Task requirements: Would you restate all the data that follows, word for word?

Excerpted data:
......
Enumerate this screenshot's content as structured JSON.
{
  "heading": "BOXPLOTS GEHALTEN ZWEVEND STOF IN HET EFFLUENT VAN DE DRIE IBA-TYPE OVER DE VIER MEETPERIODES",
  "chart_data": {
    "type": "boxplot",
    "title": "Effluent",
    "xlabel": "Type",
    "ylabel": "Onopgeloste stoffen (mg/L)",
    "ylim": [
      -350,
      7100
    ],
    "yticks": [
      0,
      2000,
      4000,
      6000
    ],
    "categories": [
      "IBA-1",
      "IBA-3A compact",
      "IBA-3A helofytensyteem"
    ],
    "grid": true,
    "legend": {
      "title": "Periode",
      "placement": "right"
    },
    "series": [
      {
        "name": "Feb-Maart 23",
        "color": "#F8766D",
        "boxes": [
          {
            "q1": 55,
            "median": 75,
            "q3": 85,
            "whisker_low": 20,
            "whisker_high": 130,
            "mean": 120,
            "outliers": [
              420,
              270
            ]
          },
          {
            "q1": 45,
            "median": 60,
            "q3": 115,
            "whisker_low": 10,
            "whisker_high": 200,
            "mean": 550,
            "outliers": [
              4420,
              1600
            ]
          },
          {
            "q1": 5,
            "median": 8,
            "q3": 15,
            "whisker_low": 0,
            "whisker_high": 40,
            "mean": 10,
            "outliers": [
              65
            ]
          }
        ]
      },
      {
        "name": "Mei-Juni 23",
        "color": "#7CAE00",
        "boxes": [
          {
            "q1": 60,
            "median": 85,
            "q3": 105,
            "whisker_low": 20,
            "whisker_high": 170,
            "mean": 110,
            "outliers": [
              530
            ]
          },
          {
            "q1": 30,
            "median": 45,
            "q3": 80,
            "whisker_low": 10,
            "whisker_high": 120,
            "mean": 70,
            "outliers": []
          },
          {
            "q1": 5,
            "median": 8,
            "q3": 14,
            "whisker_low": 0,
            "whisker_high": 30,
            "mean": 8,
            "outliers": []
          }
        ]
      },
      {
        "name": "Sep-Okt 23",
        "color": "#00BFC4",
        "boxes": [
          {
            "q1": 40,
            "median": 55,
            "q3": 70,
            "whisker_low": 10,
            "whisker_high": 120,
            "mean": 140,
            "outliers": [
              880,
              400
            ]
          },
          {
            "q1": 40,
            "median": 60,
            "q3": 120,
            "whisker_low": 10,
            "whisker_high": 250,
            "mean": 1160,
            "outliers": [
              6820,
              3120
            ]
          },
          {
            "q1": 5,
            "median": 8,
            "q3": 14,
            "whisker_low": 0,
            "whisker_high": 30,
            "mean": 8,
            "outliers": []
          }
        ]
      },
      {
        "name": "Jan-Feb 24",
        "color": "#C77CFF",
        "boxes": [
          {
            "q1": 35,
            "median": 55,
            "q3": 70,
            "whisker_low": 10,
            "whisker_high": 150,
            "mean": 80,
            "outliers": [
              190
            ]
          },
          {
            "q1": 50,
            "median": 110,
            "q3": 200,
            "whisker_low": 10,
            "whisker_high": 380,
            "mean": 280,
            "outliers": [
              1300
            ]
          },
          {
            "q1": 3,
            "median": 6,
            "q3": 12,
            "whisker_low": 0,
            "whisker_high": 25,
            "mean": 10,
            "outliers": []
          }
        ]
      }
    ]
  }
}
......
Result of this exercise:
Enumerate this screenshot's content as structured JSON.
{
  "heading": "BOXPLOTS GEHALTEN ZWEVEND STOF IN HET EFFLUENT VAN DE DRIE IBA-TYPE OVER DE VIER MEETPERIODES",
  "chart_data": {
    "type": "boxplot",
    "title": "Effluent",
    "xlabel": "Type",
    "ylabel": "Onopgeloste stoffen (mg/L)",
    "ylim": [
      -350,
      7100
    ],
    "yticks": [
      0,
      2000,
      4000,
      6000
    ],
    "categories": [
      "IBA-1",
      "IBA-3A compact",
      "IBA-3A helofytensyteem"
    ],
    "grid": true,
    "legend": {
      "title": "Periode",
      "placement": "right"
    },
    "series": [
      {
        "name": "Feb-Maart 23",
        "color": "#F8766D",
        "boxes": [
          {
            "q1": 55,
            "median": 75,
            "q3": 85,
            "whisker_low": 20,
            "whisker_high": 130,
            "mean": 120,
            "outliers": [
              420,
              270
            ]
          },
          {
            "q1": 45,
            "median": 60,
            "q3": 115,
            "whisker_low": 10,
            "whisker_high": 200,
            "mean": 550,
            "outliers": [
              4420,
              1600
            ]
          },
          {
            "q1": 5,
            "median": 8,
            "q3": 15,
            "whisker_low": 0,
            "whisker_high": 40,
            "mean": 10,
            "outliers": [
              65
            ]
          }
        ]
      },
      {
        "name": "Mei-Juni 23",
        "color": "#7CAE00",
        "boxes": [
          {
            "q1": 60,
            "median": 85,
            "q3": 105,
            "whisker_low": 20,
            "whisker_high": 170,
            "mean": 110,
            "outliers": [
              530
            ]
          },
          {
            "q1": 30,
            "median": 45,
            "q3": 80,
            "whisker_low": 10,
            "whisker_high": 120,
            "mean": 70,
            "outliers": []
          },
          {
            "q1": 5,
            "median": 8,
            "q3": 14,
            "whisker_low": 0,
            "whisker_high": 30,
            "mean": 8,
            "outliers": []
          }
        ]
      },
      {
        "name": "Sep-Okt 23",
        "color": "#00BFC4",
        "boxes": [
          {
            "q1": 40,
            "median": 55,
            "q3": 70,
            "whisker_low": 10,
            "whisker_high": 120,
            "mean": 140,
            "outliers": [
              880,
              400
            ]
          },
          {
            "q1": 40,
            "median": 60,
            "q3": 120,
            "whisker_low": 10,
            "whisker_high": 250,
            "mean": 1160,
            "outliers": [
              6820,
              3120
            ]
          },
          {
            "q1": 5,
            "median": 8,
            "q3": 14,
            "whisker_low": 0,
            "whisker_high": 30,
            "mean": 8,
            "outliers": []
          }
        ]
      },
      {
        "name": "Jan-Feb 24",
        "color": "#C77CFF",
        "boxes": [
          {
            "q1": 35,
            "median": 55,
            "q3": 70,
            "whisker_low": 10,
            "whisker_high": 150,
            "mean": 80,
            "outliers": [
              190
            ]
          },
          {
            "q1": 50,
            "median": 110,
            "q3": 200,
            "whisker_low": 10,
            "whisker_high": 380,
            "mean": 280,
            "outliers": [
              1300
            ]
          },
          {
            "q1": 3,
            "median": 6,
            "q3": 12,
            "whisker_low": 0,
            "whisker_high": 25,
            "mean": 10,
            "outliers": []
          }
        ]
      }
    ]
  }
}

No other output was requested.